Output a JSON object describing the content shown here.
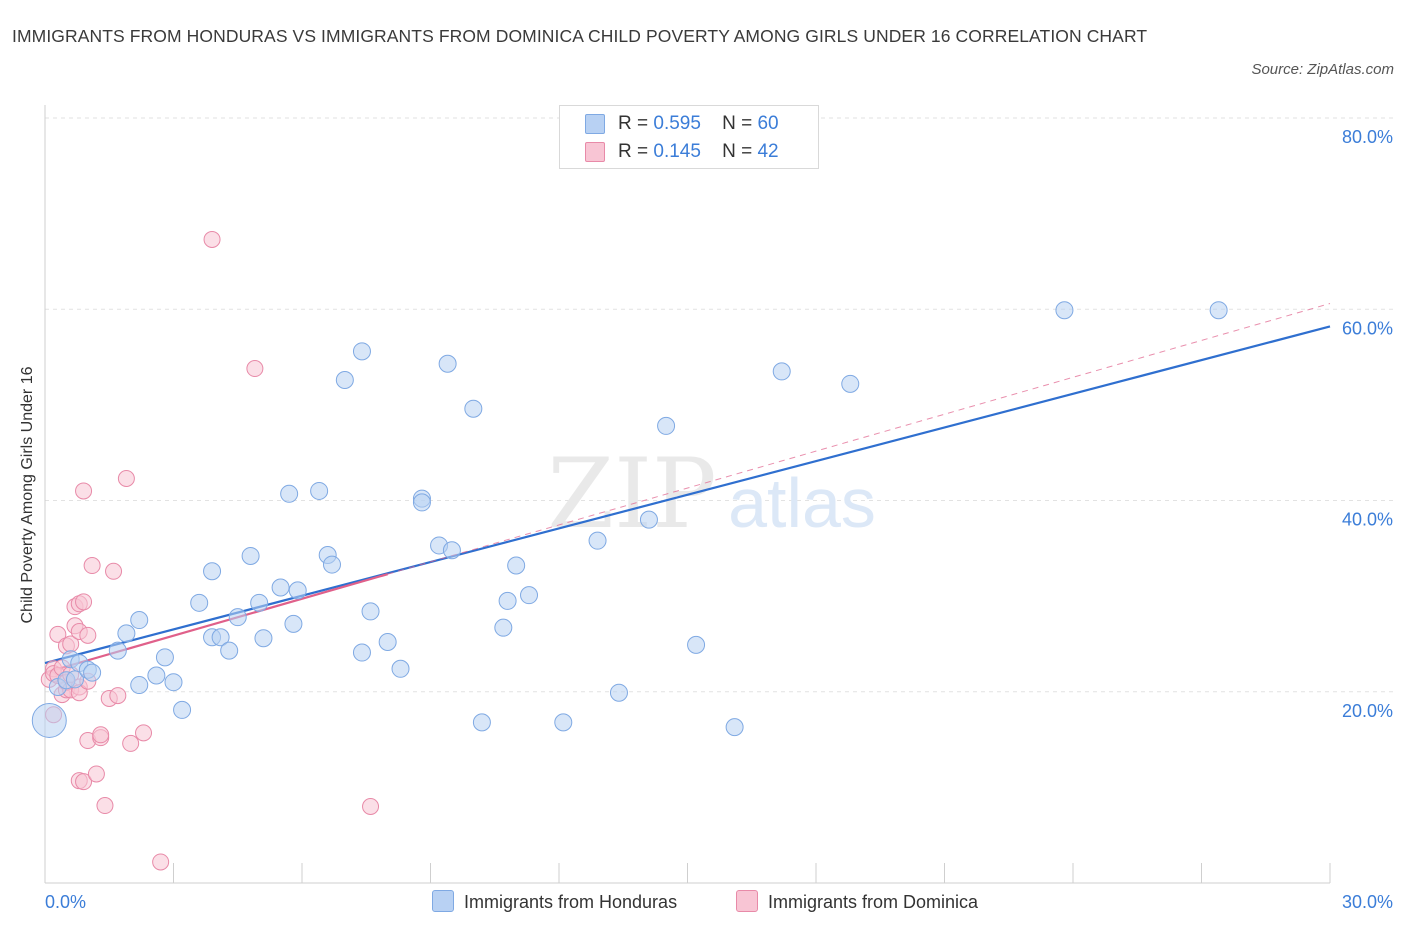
{
  "title": "IMMIGRANTS FROM HONDURAS VS IMMIGRANTS FROM DOMINICA CHILD POVERTY AMONG GIRLS UNDER 16 CORRELATION CHART",
  "source": "Source: ZipAtlas.com",
  "watermark": {
    "zip": "ZIP",
    "atlas": "atlas"
  },
  "legend": {
    "r_label": "R =",
    "n_label": "N =",
    "entries": [
      {
        "r": "0.595",
        "n": "60"
      },
      {
        "r": "0.145",
        "n": "42"
      }
    ]
  },
  "colors": {
    "honduras_fill": "#b8d1f3",
    "honduras_stroke": "#7fa9e3",
    "honduras_line": "#2f6fcf",
    "dominica_fill": "#f8c5d4",
    "dominica_stroke": "#e88aa8",
    "dominica_line": "#e0608a",
    "tick_text": "#3b7dd8",
    "grid": "#e2e2e2"
  },
  "chart_data": {
    "type": "scatter",
    "title": "IMMIGRANTS FROM HONDURAS VS IMMIGRANTS FROM DOMINICA CHILD POVERTY AMONG GIRLS UNDER 16 CORRELATION CHART",
    "xlabel": "",
    "ylabel": "Child Poverty Among Girls Under 16",
    "xlim": [
      0,
      30
    ],
    "ylim": [
      0,
      80
    ],
    "x_tick_labels": [
      "0.0%",
      "30.0%"
    ],
    "y_ticks": [
      20,
      40,
      60,
      80
    ],
    "y_tick_labels": [
      "20.0%",
      "40.0%",
      "60.0%",
      "80.0%"
    ],
    "series": [
      {
        "name": "Immigrants from Honduras",
        "points": [
          [
            0.1,
            17.0
          ],
          [
            0.3,
            20.5
          ],
          [
            0.5,
            21.2
          ],
          [
            0.6,
            23.4
          ],
          [
            0.7,
            21.3
          ],
          [
            0.8,
            23.0
          ],
          [
            1.0,
            22.3
          ],
          [
            1.1,
            22.0
          ],
          [
            1.7,
            24.3
          ],
          [
            1.9,
            26.1
          ],
          [
            2.2,
            27.5
          ],
          [
            2.2,
            20.7
          ],
          [
            2.6,
            21.7
          ],
          [
            2.8,
            23.6
          ],
          [
            3.0,
            21.0
          ],
          [
            3.2,
            18.1
          ],
          [
            3.6,
            29.3
          ],
          [
            3.9,
            25.7
          ],
          [
            3.9,
            32.6
          ],
          [
            4.1,
            25.7
          ],
          [
            4.3,
            24.3
          ],
          [
            4.5,
            27.8
          ],
          [
            4.8,
            34.2
          ],
          [
            5.0,
            29.3
          ],
          [
            5.1,
            25.6
          ],
          [
            5.5,
            30.9
          ],
          [
            5.7,
            40.7
          ],
          [
            5.8,
            27.1
          ],
          [
            5.9,
            30.6
          ],
          [
            6.4,
            41.0
          ],
          [
            6.6,
            34.3
          ],
          [
            6.7,
            33.3
          ],
          [
            7.0,
            52.6
          ],
          [
            7.4,
            55.6
          ],
          [
            7.4,
            24.1
          ],
          [
            7.6,
            28.4
          ],
          [
            8.0,
            25.2
          ],
          [
            8.3,
            22.4
          ],
          [
            8.8,
            40.2
          ],
          [
            8.8,
            39.8
          ],
          [
            9.2,
            35.3
          ],
          [
            9.4,
            54.3
          ],
          [
            9.5,
            34.8
          ],
          [
            10.0,
            49.6
          ],
          [
            10.2,
            16.8
          ],
          [
            10.7,
            26.7
          ],
          [
            10.8,
            29.5
          ],
          [
            11.0,
            33.2
          ],
          [
            11.3,
            30.1
          ],
          [
            12.1,
            16.8
          ],
          [
            12.9,
            35.8
          ],
          [
            13.4,
            19.9
          ],
          [
            14.1,
            38.0
          ],
          [
            14.5,
            47.8
          ],
          [
            15.2,
            24.9
          ],
          [
            16.1,
            16.3
          ],
          [
            17.2,
            53.5
          ],
          [
            18.8,
            52.2
          ],
          [
            23.8,
            59.9
          ],
          [
            27.4,
            59.9
          ]
        ]
      },
      {
        "name": "Immigrants from Dominica",
        "points": [
          [
            0.1,
            21.3
          ],
          [
            0.2,
            22.4
          ],
          [
            0.2,
            21.9
          ],
          [
            0.2,
            17.6
          ],
          [
            0.3,
            26.0
          ],
          [
            0.3,
            21.7
          ],
          [
            0.4,
            19.7
          ],
          [
            0.4,
            22.5
          ],
          [
            0.5,
            20.2
          ],
          [
            0.5,
            21.0
          ],
          [
            0.5,
            24.8
          ],
          [
            0.6,
            25.0
          ],
          [
            0.6,
            20.2
          ],
          [
            0.6,
            21.8
          ],
          [
            0.7,
            26.9
          ],
          [
            0.7,
            28.9
          ],
          [
            0.8,
            29.2
          ],
          [
            0.8,
            20.5
          ],
          [
            0.8,
            10.7
          ],
          [
            0.8,
            19.9
          ],
          [
            0.9,
            29.4
          ],
          [
            0.8,
            26.3
          ],
          [
            0.9,
            41.0
          ],
          [
            0.9,
            10.6
          ],
          [
            1.0,
            21.1
          ],
          [
            1.0,
            25.9
          ],
          [
            1.0,
            14.9
          ],
          [
            1.1,
            33.2
          ],
          [
            1.2,
            11.4
          ],
          [
            1.3,
            15.2
          ],
          [
            1.3,
            15.5
          ],
          [
            1.4,
            8.1
          ],
          [
            1.5,
            19.3
          ],
          [
            1.6,
            32.6
          ],
          [
            1.7,
            19.6
          ],
          [
            1.9,
            42.3
          ],
          [
            2.0,
            14.6
          ],
          [
            2.3,
            15.7
          ],
          [
            2.7,
            2.2
          ],
          [
            3.9,
            67.3
          ],
          [
            4.9,
            53.8
          ],
          [
            7.6,
            8.0
          ]
        ]
      }
    ],
    "trend_lines": [
      {
        "series": "Immigrants from Honduras",
        "from": [
          0.0,
          23.0
        ],
        "to": [
          30.0,
          58.2
        ],
        "style": "solid"
      },
      {
        "series": "Immigrants from Dominica",
        "from": [
          0.0,
          22.0
        ],
        "to": [
          8.0,
          32.3
        ],
        "style": "solid"
      },
      {
        "series": "Immigrants from Dominica",
        "from": [
          8.0,
          32.3
        ],
        "to": [
          30.0,
          60.6
        ],
        "style": "dashed"
      }
    ]
  }
}
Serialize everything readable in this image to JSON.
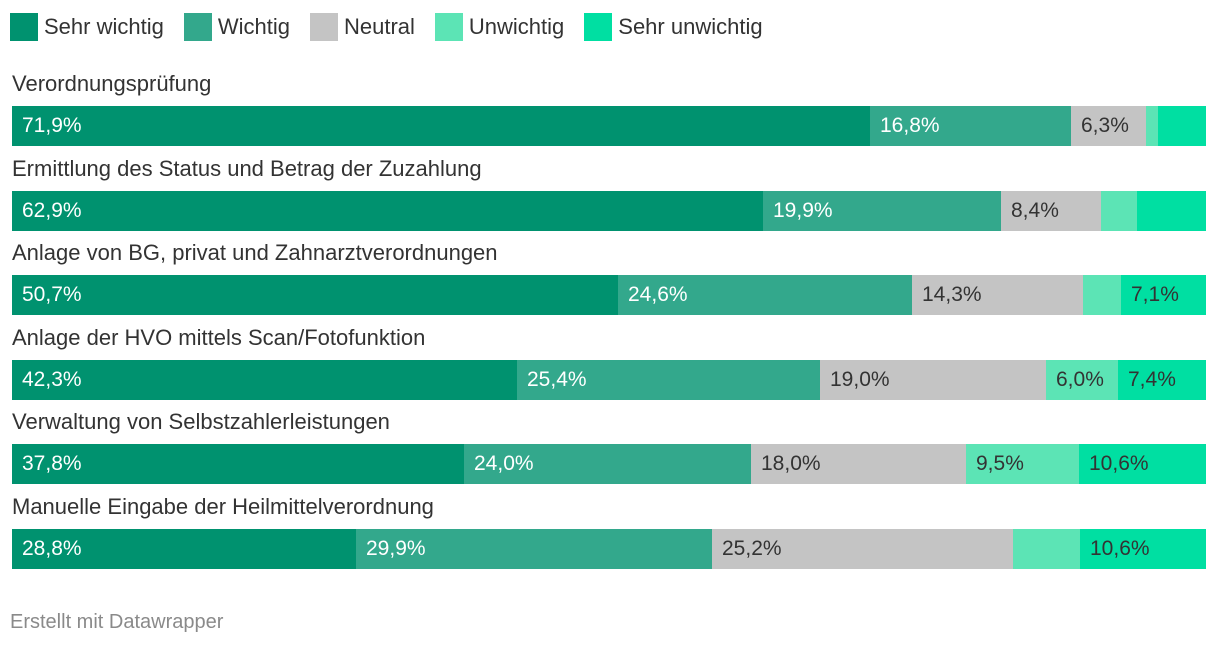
{
  "chart_data": {
    "type": "bar",
    "orientation": "horizontal",
    "stacked": true,
    "unit": "%",
    "legend_position": "top-left",
    "grid": false,
    "categories": [
      "Verordnungsprüfung",
      "Ermittlung des Status und Betrag der Zuzahlung",
      "Anlage von BG, privat und Zahnarztverordnungen",
      "Anlage der HVO mittels Scan/Fotofunktion",
      "Verwaltung von Selbstzahlerleistungen",
      "Manuelle Eingabe der Heilmittelverordnung"
    ],
    "series": [
      {
        "name": "Sehr wichtig",
        "color": "#00926f",
        "label_color": "#ffffff",
        "values": [
          71.9,
          62.9,
          50.7,
          42.3,
          37.8,
          28.8
        ],
        "labels": [
          "71,9%",
          "62,9%",
          "50,7%",
          "42,3%",
          "37,8%",
          "28,8%"
        ]
      },
      {
        "name": "Wichtig",
        "color": "#33a88c",
        "label_color": "#ffffff",
        "values": [
          16.8,
          19.9,
          24.6,
          25.4,
          24.0,
          29.9
        ],
        "labels": [
          "16,8%",
          "19,9%",
          "24,6%",
          "25,4%",
          "24,0%",
          "29,9%"
        ]
      },
      {
        "name": "Neutral",
        "color": "#c4c4c4",
        "label_color": "#333333",
        "values": [
          6.3,
          8.4,
          14.3,
          19.0,
          18.0,
          25.2
        ],
        "labels": [
          "6,3%",
          "8,4%",
          "14,3%",
          "19,0%",
          "18,0%",
          "25,2%"
        ]
      },
      {
        "name": "Unwichtig",
        "color": "#5ce4b5",
        "label_color": "#333333",
        "values": [
          1.0,
          3.0,
          3.2,
          6.0,
          9.5,
          5.6
        ],
        "labels": [
          "",
          "",
          "",
          "6,0%",
          "9,5%",
          ""
        ]
      },
      {
        "name": "Sehr unwichtig",
        "color": "#00dfa2",
        "label_color": "#333333",
        "values": [
          4.0,
          5.8,
          7.1,
          7.4,
          10.6,
          10.6
        ],
        "labels": [
          "",
          "",
          "7,1%",
          "7,4%",
          "10,6%",
          "10,6%"
        ]
      }
    ]
  },
  "footer": {
    "credit": "Erstellt mit Datawrapper"
  }
}
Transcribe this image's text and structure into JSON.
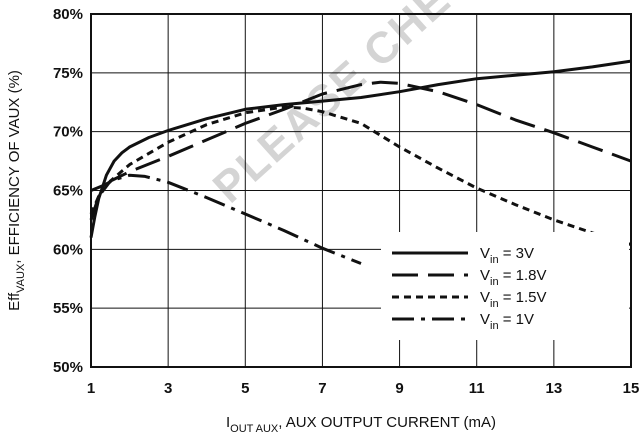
{
  "chart_data": {
    "type": "line",
    "xlabel": "I",
    "xlabel_sub": "OUT  AUX",
    "xlabel_rest": ", AUX OUTPUT CURRENT (mA)",
    "ylabel": "Eff",
    "ylabel_sub": "VAUX",
    "ylabel_rest": ", EFFICIENCY OF VAUX (%)",
    "xlim": [
      1,
      15
    ],
    "ylim": [
      50,
      80
    ],
    "x_ticks": [
      "1",
      "3",
      "5",
      "7",
      "9",
      "11",
      "13",
      "15"
    ],
    "y_ticks": [
      "50%",
      "55%",
      "60%",
      "65%",
      "70%",
      "75%",
      "80%"
    ],
    "grid": true,
    "legend_position": "bottom-right",
    "watermark": "PLEASE CHECK FOR REPRESENTATIVE",
    "series": [
      {
        "name_main": "V",
        "name_sub": "in",
        "name_rest": " = 3V",
        "style": "solid",
        "color": "#111111",
        "x": [
          1.0,
          1.1,
          1.2,
          1.4,
          1.6,
          1.8,
          2.0,
          2.5,
          3.0,
          4.0,
          5.0,
          6.0,
          7.0,
          8.0,
          9.0,
          10.0,
          11.0,
          12.0,
          13.0,
          14.0,
          15.0
        ],
        "y": [
          61.0,
          62.8,
          64.3,
          66.3,
          67.5,
          68.2,
          68.7,
          69.5,
          70.1,
          71.1,
          71.9,
          72.3,
          72.6,
          72.9,
          73.4,
          74.0,
          74.5,
          74.8,
          75.1,
          75.5,
          76.0
        ]
      },
      {
        "name_main": "V",
        "name_sub": "in",
        "name_rest": " = 1.8V",
        "style": "long-dash",
        "color": "#111111",
        "x": [
          1.0,
          1.2,
          1.5,
          2.0,
          3.0,
          4.0,
          5.0,
          6.0,
          7.0,
          8.0,
          8.5,
          9.0,
          10.0,
          11.0,
          12.0,
          13.0,
          14.0,
          15.0
        ],
        "y": [
          62.5,
          64.5,
          65.8,
          66.6,
          67.9,
          69.3,
          70.7,
          71.9,
          73.2,
          74.0,
          74.2,
          74.1,
          73.4,
          72.3,
          71.0,
          69.9,
          68.7,
          67.5
        ]
      },
      {
        "name_main": "V",
        "name_sub": "in",
        "name_rest": " = 1.5V",
        "style": "short-dash",
        "color": "#111111",
        "x": [
          1.0,
          1.2,
          1.5,
          2.0,
          3.0,
          4.0,
          5.0,
          6.0,
          6.5,
          7.0,
          8.0,
          9.0,
          10.0,
          11.0,
          12.0,
          13.0,
          14.0,
          15.0
        ],
        "y": [
          63.0,
          64.5,
          65.8,
          67.2,
          69.1,
          70.6,
          71.6,
          72.1,
          72.0,
          71.7,
          70.7,
          68.7,
          66.9,
          65.2,
          63.8,
          62.5,
          61.4,
          60.4
        ]
      },
      {
        "name_main": "V",
        "name_sub": "in",
        "name_rest": " = 1V",
        "style": "dash-dot",
        "color": "#111111",
        "x": [
          1.0,
          1.3,
          1.6,
          2.0,
          2.4,
          3.0,
          4.0,
          5.0,
          6.0,
          7.0,
          8.0
        ],
        "y": [
          65.0,
          65.4,
          65.9,
          66.3,
          66.2,
          65.7,
          64.4,
          63.0,
          61.6,
          60.1,
          58.8
        ]
      }
    ]
  }
}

◆ ◆ ◆

→ **TASK BRIEF**:
Copy in full each line that holds the word "watermark".

→ **EXPECTED ANSWER**:
  "watermark": {
    "watermark": "PLEASE CHECK FOR REPRESENTATIVE",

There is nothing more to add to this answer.